▸ **WHAT NEEDS TO BE DONE**:
Can you reproduce the listing below, substituting "bullish-candle-body" for every occurrence of "bull-candle-body" and leaving everything else unchanged?

* start DATA RECORDS *

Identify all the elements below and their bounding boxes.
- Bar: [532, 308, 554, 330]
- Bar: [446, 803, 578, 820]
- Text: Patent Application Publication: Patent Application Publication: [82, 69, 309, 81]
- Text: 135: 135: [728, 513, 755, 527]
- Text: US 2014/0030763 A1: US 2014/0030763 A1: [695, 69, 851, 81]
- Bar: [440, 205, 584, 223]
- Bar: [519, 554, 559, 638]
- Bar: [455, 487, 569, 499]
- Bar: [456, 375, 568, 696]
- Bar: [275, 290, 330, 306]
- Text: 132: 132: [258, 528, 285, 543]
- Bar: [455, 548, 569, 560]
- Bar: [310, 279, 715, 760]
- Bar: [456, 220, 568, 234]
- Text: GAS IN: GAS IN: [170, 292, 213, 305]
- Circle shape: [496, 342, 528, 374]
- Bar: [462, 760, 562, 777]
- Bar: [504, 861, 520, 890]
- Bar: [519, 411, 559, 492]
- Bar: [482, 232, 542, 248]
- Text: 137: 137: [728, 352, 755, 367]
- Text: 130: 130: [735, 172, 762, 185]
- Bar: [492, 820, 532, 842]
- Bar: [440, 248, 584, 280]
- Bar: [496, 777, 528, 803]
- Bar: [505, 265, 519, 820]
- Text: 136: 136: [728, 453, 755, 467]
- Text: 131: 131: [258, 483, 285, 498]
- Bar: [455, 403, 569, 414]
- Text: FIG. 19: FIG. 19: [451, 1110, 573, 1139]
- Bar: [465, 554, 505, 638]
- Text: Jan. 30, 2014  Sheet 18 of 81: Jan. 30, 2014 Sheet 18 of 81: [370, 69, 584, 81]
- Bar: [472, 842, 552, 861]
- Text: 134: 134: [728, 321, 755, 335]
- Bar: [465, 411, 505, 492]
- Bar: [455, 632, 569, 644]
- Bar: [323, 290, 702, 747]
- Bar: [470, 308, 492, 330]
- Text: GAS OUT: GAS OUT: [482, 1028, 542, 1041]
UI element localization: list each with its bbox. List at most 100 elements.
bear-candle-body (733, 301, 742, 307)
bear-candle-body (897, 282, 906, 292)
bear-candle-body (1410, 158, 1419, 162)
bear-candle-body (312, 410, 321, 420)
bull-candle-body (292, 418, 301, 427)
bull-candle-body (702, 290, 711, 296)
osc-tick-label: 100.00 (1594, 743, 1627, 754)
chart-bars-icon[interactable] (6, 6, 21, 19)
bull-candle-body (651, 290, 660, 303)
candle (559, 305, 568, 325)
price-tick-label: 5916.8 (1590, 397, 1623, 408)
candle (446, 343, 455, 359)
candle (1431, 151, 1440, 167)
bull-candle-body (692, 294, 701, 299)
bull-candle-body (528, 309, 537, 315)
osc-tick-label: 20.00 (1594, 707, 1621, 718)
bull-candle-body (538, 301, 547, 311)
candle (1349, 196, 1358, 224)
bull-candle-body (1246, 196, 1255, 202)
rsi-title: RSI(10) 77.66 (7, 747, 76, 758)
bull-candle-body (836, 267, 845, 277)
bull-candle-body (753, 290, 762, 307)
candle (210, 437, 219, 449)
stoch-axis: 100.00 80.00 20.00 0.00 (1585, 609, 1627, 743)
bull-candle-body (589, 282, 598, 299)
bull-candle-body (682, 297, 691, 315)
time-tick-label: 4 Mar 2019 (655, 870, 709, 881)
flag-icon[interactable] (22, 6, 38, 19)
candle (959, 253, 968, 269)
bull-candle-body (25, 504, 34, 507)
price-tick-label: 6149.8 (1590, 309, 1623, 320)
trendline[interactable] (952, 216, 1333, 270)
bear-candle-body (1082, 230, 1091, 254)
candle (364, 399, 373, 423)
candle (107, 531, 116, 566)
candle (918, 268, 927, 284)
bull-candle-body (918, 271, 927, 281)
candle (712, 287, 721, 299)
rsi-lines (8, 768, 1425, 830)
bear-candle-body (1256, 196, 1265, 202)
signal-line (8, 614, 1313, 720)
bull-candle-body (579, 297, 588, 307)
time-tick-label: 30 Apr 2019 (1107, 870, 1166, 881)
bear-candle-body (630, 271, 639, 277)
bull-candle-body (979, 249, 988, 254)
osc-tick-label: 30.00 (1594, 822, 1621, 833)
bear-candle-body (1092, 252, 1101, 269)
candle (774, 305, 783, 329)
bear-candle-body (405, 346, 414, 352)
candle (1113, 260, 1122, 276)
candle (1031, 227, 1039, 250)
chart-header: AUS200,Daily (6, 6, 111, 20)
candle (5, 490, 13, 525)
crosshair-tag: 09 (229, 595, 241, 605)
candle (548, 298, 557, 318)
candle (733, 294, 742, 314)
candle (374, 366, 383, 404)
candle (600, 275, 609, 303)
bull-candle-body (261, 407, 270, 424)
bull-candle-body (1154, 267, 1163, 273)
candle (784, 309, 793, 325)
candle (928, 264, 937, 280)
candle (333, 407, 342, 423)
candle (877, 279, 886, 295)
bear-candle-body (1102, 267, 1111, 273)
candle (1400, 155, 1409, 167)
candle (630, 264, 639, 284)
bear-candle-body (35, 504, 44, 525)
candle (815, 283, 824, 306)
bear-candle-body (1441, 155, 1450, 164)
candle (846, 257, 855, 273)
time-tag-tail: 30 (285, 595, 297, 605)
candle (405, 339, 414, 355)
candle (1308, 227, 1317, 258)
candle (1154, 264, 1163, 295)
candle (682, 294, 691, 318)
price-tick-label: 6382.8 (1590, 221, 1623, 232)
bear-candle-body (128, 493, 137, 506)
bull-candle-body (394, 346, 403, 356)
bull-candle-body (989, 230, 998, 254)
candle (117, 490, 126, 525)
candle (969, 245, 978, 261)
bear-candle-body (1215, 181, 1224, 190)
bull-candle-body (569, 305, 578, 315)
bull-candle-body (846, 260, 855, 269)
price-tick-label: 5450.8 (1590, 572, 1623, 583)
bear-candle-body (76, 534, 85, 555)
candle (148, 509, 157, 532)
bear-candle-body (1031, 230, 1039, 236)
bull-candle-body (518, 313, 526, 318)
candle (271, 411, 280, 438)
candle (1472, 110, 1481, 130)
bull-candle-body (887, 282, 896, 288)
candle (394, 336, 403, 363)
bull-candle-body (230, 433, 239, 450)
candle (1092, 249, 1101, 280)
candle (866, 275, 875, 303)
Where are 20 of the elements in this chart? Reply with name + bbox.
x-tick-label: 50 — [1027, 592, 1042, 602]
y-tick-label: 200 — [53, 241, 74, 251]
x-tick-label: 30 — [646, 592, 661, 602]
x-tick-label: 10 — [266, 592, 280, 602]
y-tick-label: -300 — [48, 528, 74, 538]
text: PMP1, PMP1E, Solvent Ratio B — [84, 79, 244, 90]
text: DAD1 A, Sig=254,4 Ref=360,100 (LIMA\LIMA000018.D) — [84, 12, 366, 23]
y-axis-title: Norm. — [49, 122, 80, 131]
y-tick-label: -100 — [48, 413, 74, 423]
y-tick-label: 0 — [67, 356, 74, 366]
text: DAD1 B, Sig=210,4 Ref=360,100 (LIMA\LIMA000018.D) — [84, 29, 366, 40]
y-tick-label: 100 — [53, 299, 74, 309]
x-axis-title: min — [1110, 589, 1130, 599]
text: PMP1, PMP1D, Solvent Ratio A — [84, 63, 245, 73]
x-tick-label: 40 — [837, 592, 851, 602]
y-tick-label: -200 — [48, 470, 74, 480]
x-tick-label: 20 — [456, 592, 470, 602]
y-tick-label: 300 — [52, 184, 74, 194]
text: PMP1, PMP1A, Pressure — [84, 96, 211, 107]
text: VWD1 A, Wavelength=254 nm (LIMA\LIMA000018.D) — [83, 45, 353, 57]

* end DATA RECORDS *

▸ **WRITTEN SOLUTION**:
Identify all the elements below and their bounding boxes.
- Bar: [532, 308, 554, 330]
- Bar: [446, 803, 578, 820]
- Text: Patent Application Publication: Patent Application Publication: [82, 69, 309, 81]
- Text: 135: 135: [728, 513, 755, 527]
- Text: US 2014/0030763 A1: US 2014/0030763 A1: [695, 69, 851, 81]
- Bar: [440, 205, 584, 223]
- Bar: [519, 554, 559, 638]
- Bar: [455, 487, 569, 499]
- Bar: [456, 375, 568, 696]
- Bar: [275, 290, 330, 306]
- Text: 132: 132: [258, 528, 285, 543]
- Bar: [455, 548, 569, 560]
- Bar: [310, 279, 715, 760]
- Bar: [456, 220, 568, 234]
- Text: GAS IN: GAS IN: [170, 292, 213, 305]
- Circle shape: [496, 342, 528, 374]
- Bar: [462, 760, 562, 777]
- Bar: [504, 861, 520, 890]
- Bar: [519, 411, 559, 492]
- Bar: [482, 232, 542, 248]
- Text: 137: 137: [728, 352, 755, 367]
- Text: 130: 130: [735, 172, 762, 185]
- Bar: [492, 820, 532, 842]
- Bar: [440, 248, 584, 280]
- Bar: [496, 777, 528, 803]
- Bar: [505, 265, 519, 820]
- Text: 136: 136: [728, 453, 755, 467]
- Text: 131: 131: [258, 483, 285, 498]
- Bar: [455, 403, 569, 414]
- Text: FIG. 19: FIG. 19: [451, 1110, 573, 1139]
- Bar: [465, 554, 505, 638]
- Text: Jan. 30, 2014  Sheet 18 of 81: Jan. 30, 2014 Sheet 18 of 81: [370, 69, 584, 81]
- Bar: [472, 842, 552, 861]
- Text: 134: 134: [728, 321, 755, 335]
- Bar: [465, 411, 505, 492]
- Bar: [455, 632, 569, 644]
- Bar: [323, 290, 702, 747]
- Bar: [470, 308, 492, 330]
- Text: GAS OUT: GAS OUT: [482, 1028, 542, 1041]
UI element localization: list each with its bbox. List at most 100 elements.
bear-candle-body (733, 301, 742, 307)
bear-candle-body (897, 282, 906, 292)
bear-candle-body (1410, 158, 1419, 162)
bear-candle-body (312, 410, 321, 420)
bullish-candle-body (292, 418, 301, 427)
bullish-candle-body (702, 290, 711, 296)
osc-tick-label: 100.00 (1594, 743, 1627, 754)
chart-bars-icon[interactable] (6, 6, 21, 19)
bullish-candle-body (651, 290, 660, 303)
candle (559, 305, 568, 325)
price-tick-label: 5916.8 (1590, 397, 1623, 408)
candle (446, 343, 455, 359)
candle (1431, 151, 1440, 167)
bullish-candle-body (692, 294, 701, 299)
bullish-candle-body (528, 309, 537, 315)
osc-tick-label: 20.00 (1594, 707, 1621, 718)
bullish-candle-body (538, 301, 547, 311)
candle (1349, 196, 1358, 224)
bullish-candle-body (1246, 196, 1255, 202)
rsi-title: RSI(10) 77.66 (7, 747, 76, 758)
bullish-candle-body (836, 267, 845, 277)
bullish-candle-body (753, 290, 762, 307)
candle (210, 437, 219, 449)
stoch-axis: 100.00 80.00 20.00 0.00 (1585, 609, 1627, 743)
bullish-candle-body (589, 282, 598, 299)
bullish-candle-body (682, 297, 691, 315)
time-tick-label: 4 Mar 2019 (655, 870, 709, 881)
flag-icon[interactable] (22, 6, 38, 19)
candle (959, 253, 968, 269)
bullish-candle-body (25, 504, 34, 507)
price-tick-label: 6149.8 (1590, 309, 1623, 320)
trendline[interactable] (952, 216, 1333, 270)
bear-candle-body (1082, 230, 1091, 254)
candle (364, 399, 373, 423)
candle (107, 531, 116, 566)
candle (918, 268, 927, 284)
bullish-candle-body (918, 271, 927, 281)
candle (712, 287, 721, 299)
rsi-lines (8, 768, 1425, 830)
bear-candle-body (1256, 196, 1265, 202)
signal-line (8, 614, 1313, 720)
bullish-candle-body (579, 297, 588, 307)
time-tick-label: 30 Apr 2019 (1107, 870, 1166, 881)
bear-candle-body (630, 271, 639, 277)
bullish-candle-body (979, 249, 988, 254)
osc-tick-label: 30.00 (1594, 822, 1621, 833)
bear-candle-body (1092, 252, 1101, 269)
candle (774, 305, 783, 329)
bear-candle-body (405, 346, 414, 352)
candle (1113, 260, 1122, 276)
candle (1031, 227, 1039, 250)
chart-header: AUS200,Daily (6, 6, 111, 20)
candle (5, 490, 13, 525)
crosshair-tag: 09 (229, 595, 241, 605)
candle (548, 298, 557, 318)
candle (733, 294, 742, 314)
candle (374, 366, 383, 404)
candle (600, 275, 609, 303)
bullish-candle-body (261, 407, 270, 424)
bullish-candle-body (1154, 267, 1163, 273)
candle (784, 309, 793, 325)
candle (928, 264, 937, 280)
candle (333, 407, 342, 423)
candle (877, 279, 886, 295)
bear-candle-body (1102, 267, 1111, 273)
candle (1400, 155, 1409, 167)
candle (630, 264, 639, 284)
bear-candle-body (35, 504, 44, 525)
candle (815, 283, 824, 306)
bear-candle-body (1441, 155, 1450, 164)
candle (846, 257, 855, 273)
time-tag-tail: 30 (285, 595, 297, 605)
candle (405, 339, 414, 355)
candle (1308, 227, 1317, 258)
candle (1154, 264, 1163, 295)
candle (682, 294, 691, 318)
price-tick-label: 6382.8 (1590, 221, 1623, 232)
bear-candle-body (128, 493, 137, 506)
bullish-candle-body (394, 346, 403, 356)
bullish-candle-body (989, 230, 998, 254)
candle (117, 490, 126, 525)
candle (969, 245, 978, 261)
bear-candle-body (1215, 181, 1224, 190)
bullish-candle-body (569, 305, 578, 315)
bullish-candle-body (846, 260, 855, 269)
price-tick-label: 5450.8 (1590, 572, 1623, 583)
bear-candle-body (76, 534, 85, 555)
candle (148, 509, 157, 532)
bear-candle-body (1031, 230, 1039, 236)
bullish-candle-body (518, 313, 526, 318)
candle (271, 411, 280, 438)
candle (1472, 110, 1481, 130)
bullish-candle-body (887, 282, 896, 288)
candle (394, 336, 403, 363)
bullish-candle-body (230, 433, 239, 450)
candle (1092, 249, 1101, 280)
candle (866, 275, 875, 303)
Where are 20 of the elements in this chart? Reply with name + bbox.
x-tick-label: 50 — [1027, 592, 1042, 602]
y-tick-label: 200 — [53, 241, 74, 251]
x-tick-label: 30 — [646, 592, 661, 602]
x-tick-label: 10 — [266, 592, 280, 602]
y-tick-label: -300 — [48, 528, 74, 538]
text: PMP1, PMP1E, Solvent Ratio B — [84, 79, 244, 90]
text: DAD1 A, Sig=254,4 Ref=360,100 (LIMA\LIMA000018.D) — [84, 12, 366, 23]
y-axis-title: Norm. — [49, 122, 80, 131]
y-tick-label: -100 — [48, 413, 74, 423]
y-tick-label: 0 — [67, 356, 74, 366]
text: DAD1 B, Sig=210,4 Ref=360,100 (LIMA\LIMA000018.D) — [84, 29, 366, 40]
y-tick-label: 100 — [53, 299, 74, 309]
x-axis-title: min — [1110, 589, 1130, 599]
text: PMP1, PMP1D, Solvent Ratio A — [84, 63, 245, 73]
x-tick-label: 40 — [837, 592, 851, 602]
y-tick-label: -200 — [48, 470, 74, 480]
x-tick-label: 20 — [456, 592, 470, 602]
y-tick-label: 300 — [52, 184, 74, 194]
text: PMP1, PMP1A, Pressure — [84, 96, 211, 107]
text: VWD1 A, Wavelength=254 nm (LIMA\LIMA000018.D) — [83, 45, 353, 57]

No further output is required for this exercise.